• [Task objective]
Leave out the images and repeat the listing below without a single change.

• [Entries taken from a collection]
☆ ☆ ☆ ☆ ☆ ☆ ☆

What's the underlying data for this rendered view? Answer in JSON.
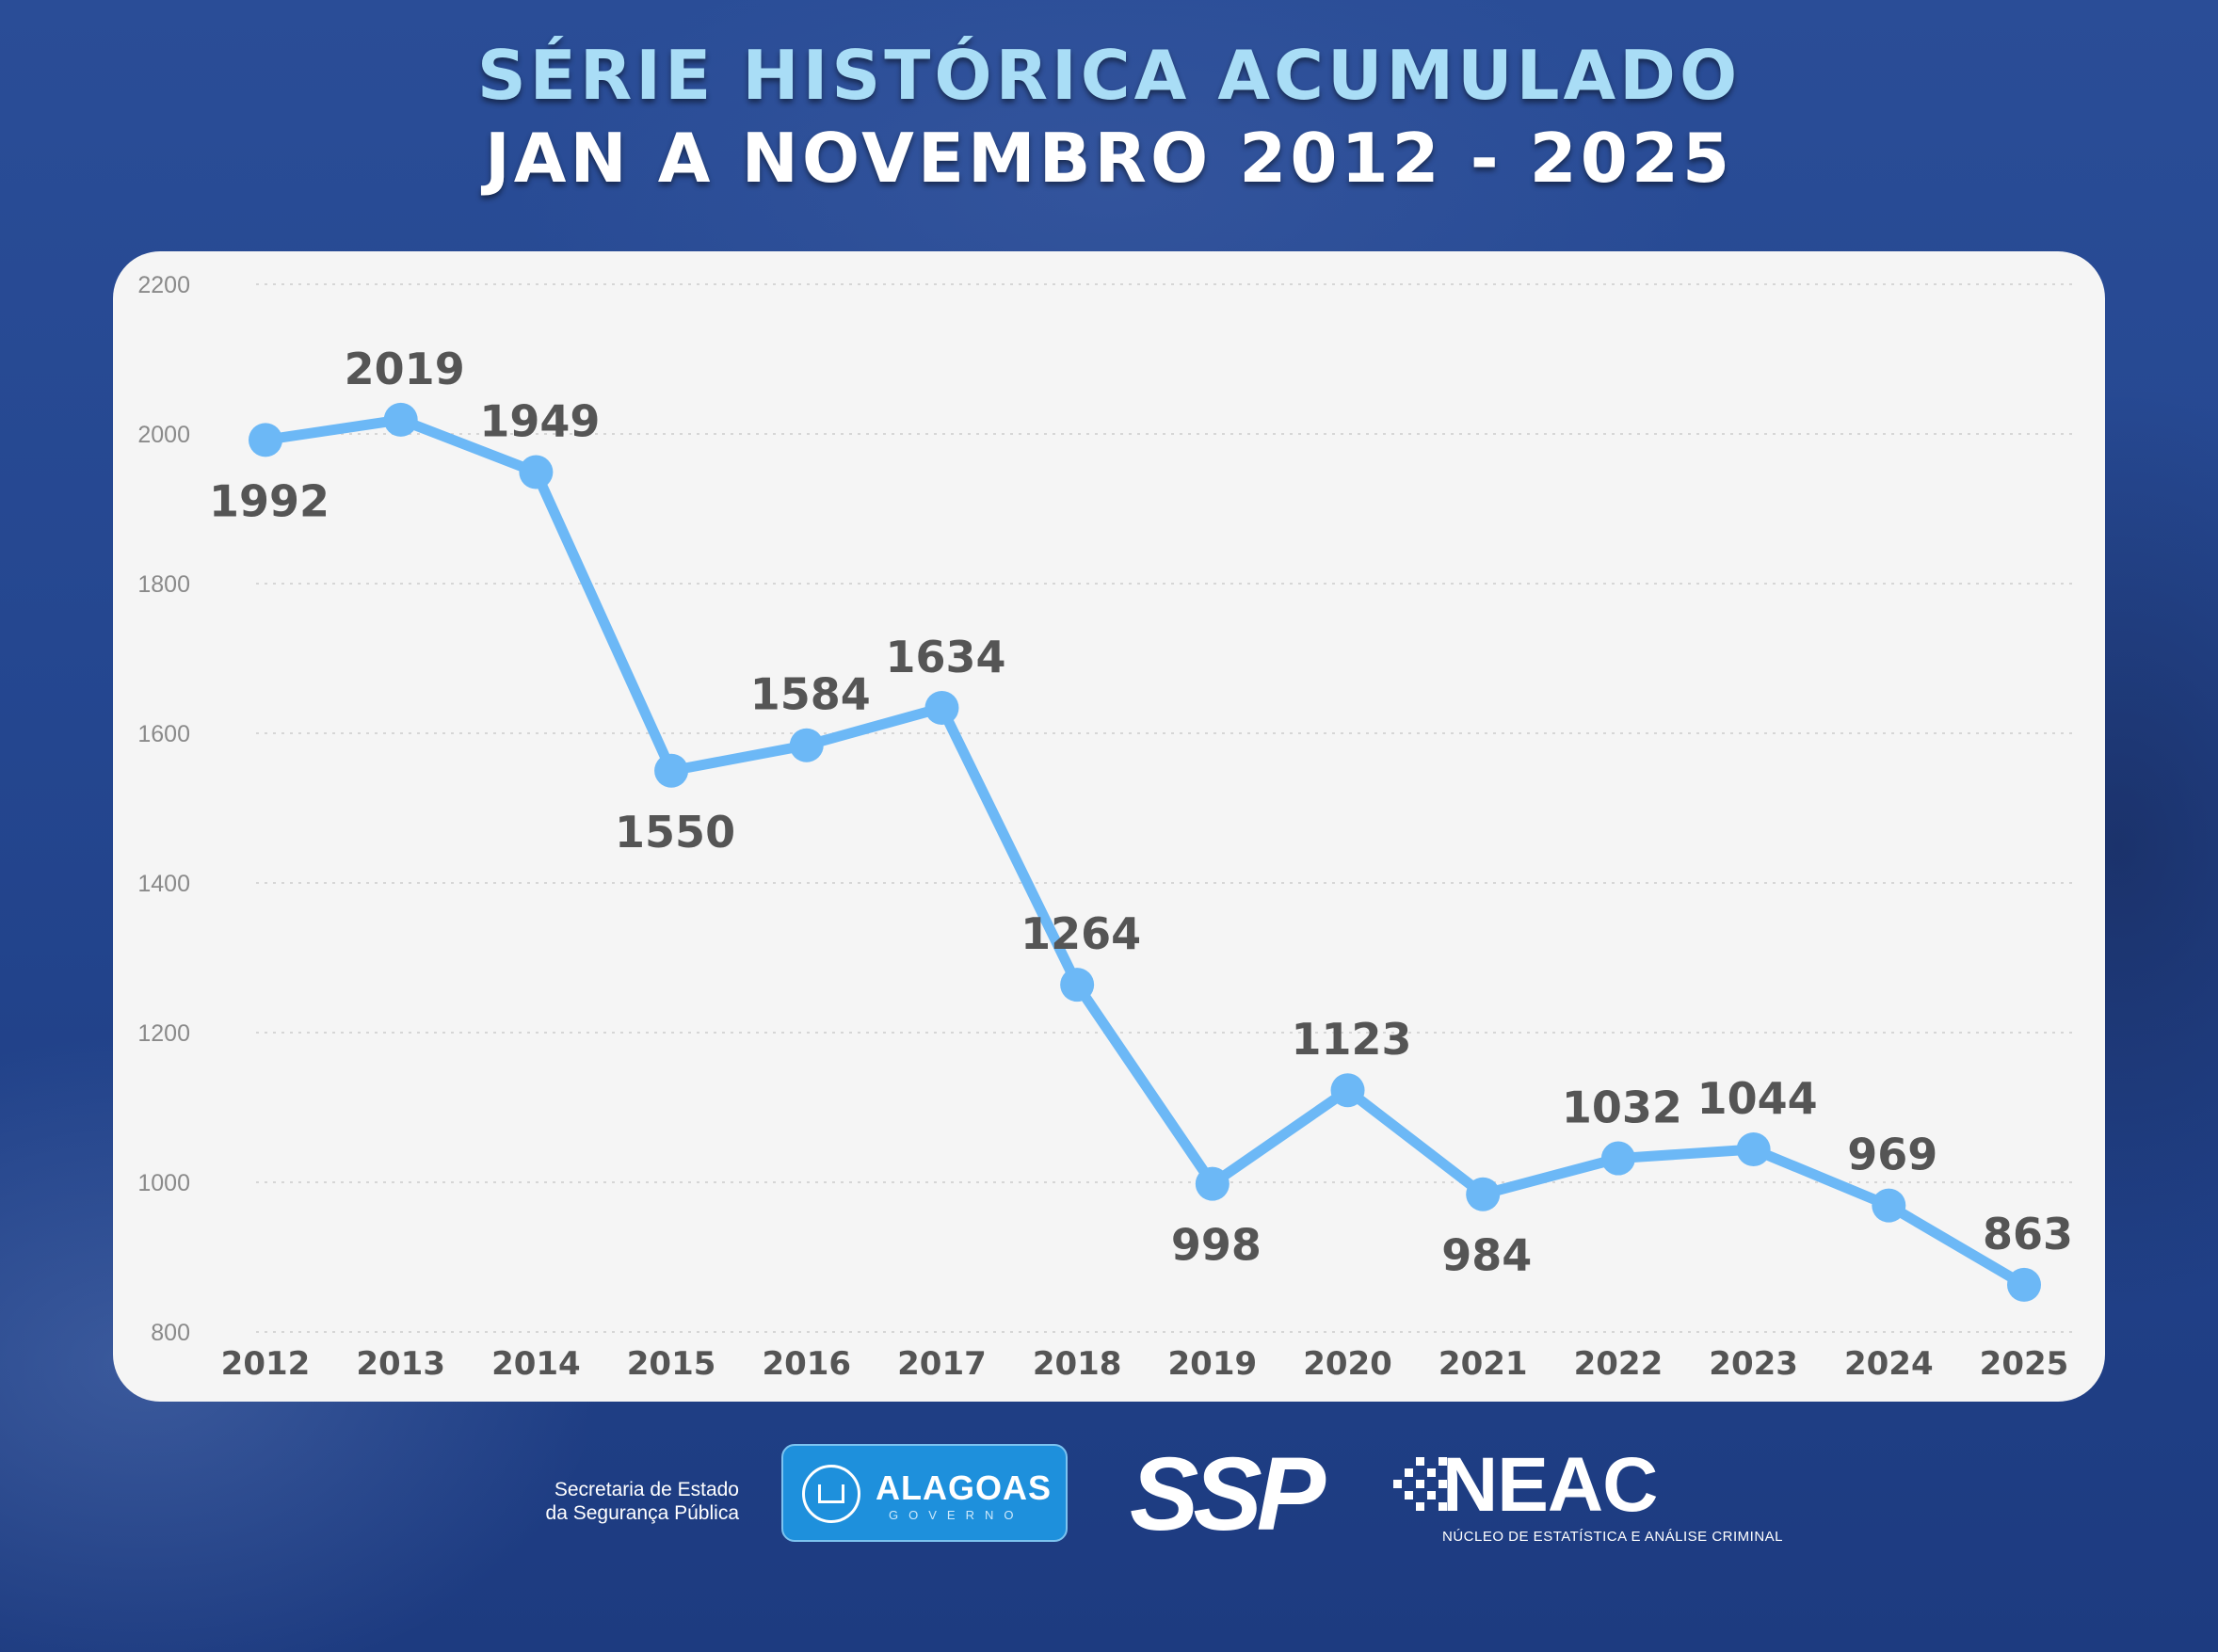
{
  "title": {
    "line1": "SÉRIE HISTÓRICA ACUMULADO",
    "line2": "JAN A NOVEMBRO 2012 - 2025"
  },
  "chart_data": {
    "type": "line",
    "title": "SÉRIE HISTÓRICA ACUMULADO JAN A NOVEMBRO 2012 - 2025",
    "xlabel": "",
    "ylabel": "",
    "categories": [
      "2012",
      "2013",
      "2014",
      "2015",
      "2016",
      "2017",
      "2018",
      "2019",
      "2020",
      "2021",
      "2022",
      "2023",
      "2024",
      "2025"
    ],
    "series": [
      {
        "values": [
          1992,
          2019,
          1949,
          1550,
          1584,
          1634,
          1264,
          998,
          1123,
          984,
          1032,
          1044,
          969,
          863
        ]
      }
    ],
    "label_positions": [
      "below",
      "above",
      "above",
      "below",
      "above",
      "above",
      "above",
      "below",
      "above",
      "below",
      "above",
      "above",
      "above",
      "above"
    ],
    "ylim": [
      800,
      2200
    ],
    "yticks": [
      800,
      1000,
      1200,
      1400,
      1600,
      1800,
      2000,
      2200
    ],
    "grid": true,
    "line_color": "#6cb8f6"
  },
  "footer": {
    "secretaria_line1": "Secretaria de Estado",
    "secretaria_line2": "da Segurança Pública",
    "alagoas_name": "ALAGOAS",
    "alagoas_sub": "GOVERNO",
    "ssp": "SSP",
    "neac_name": "NEAC",
    "neac_sub": "NÚCLEO DE ESTATÍSTICA E ANÁLISE CRIMINAL"
  }
}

☆ ☆ ☆ ☆ ☆ ☆ ☆

• [Exercise output]
What's the underlying data for this rendered view? Answer in JSON.
{
  "title": {
    "line1": "SÉRIE HISTÓRICA ACUMULADO",
    "line2": "JAN A NOVEMBRO 2012 - 2025"
  },
  "chart_data": {
    "type": "line",
    "title": "SÉRIE HISTÓRICA ACUMULADO JAN A NOVEMBRO 2012 - 2025",
    "xlabel": "",
    "ylabel": "",
    "categories": [
      "2012",
      "2013",
      "2014",
      "2015",
      "2016",
      "2017",
      "2018",
      "2019",
      "2020",
      "2021",
      "2022",
      "2023",
      "2024",
      "2025"
    ],
    "series": [
      {
        "values": [
          1992,
          2019,
          1949,
          1550,
          1584,
          1634,
          1264,
          998,
          1123,
          984,
          1032,
          1044,
          969,
          863
        ]
      }
    ],
    "label_positions": [
      "below",
      "above",
      "above",
      "below",
      "above",
      "above",
      "above",
      "below",
      "above",
      "below",
      "above",
      "above",
      "above",
      "above"
    ],
    "ylim": [
      800,
      2200
    ],
    "yticks": [
      800,
      1000,
      1200,
      1400,
      1600,
      1800,
      2000,
      2200
    ],
    "grid": true,
    "line_color": "#6cb8f6"
  },
  "footer": {
    "secretaria_line1": "Secretaria de Estado",
    "secretaria_line2": "da Segurança Pública",
    "alagoas_name": "ALAGOAS",
    "alagoas_sub": "GOVERNO",
    "ssp": "SSP",
    "neac_name": "NEAC",
    "neac_sub": "NÚCLEO DE ESTATÍSTICA E ANÁLISE CRIMINAL"
  }
}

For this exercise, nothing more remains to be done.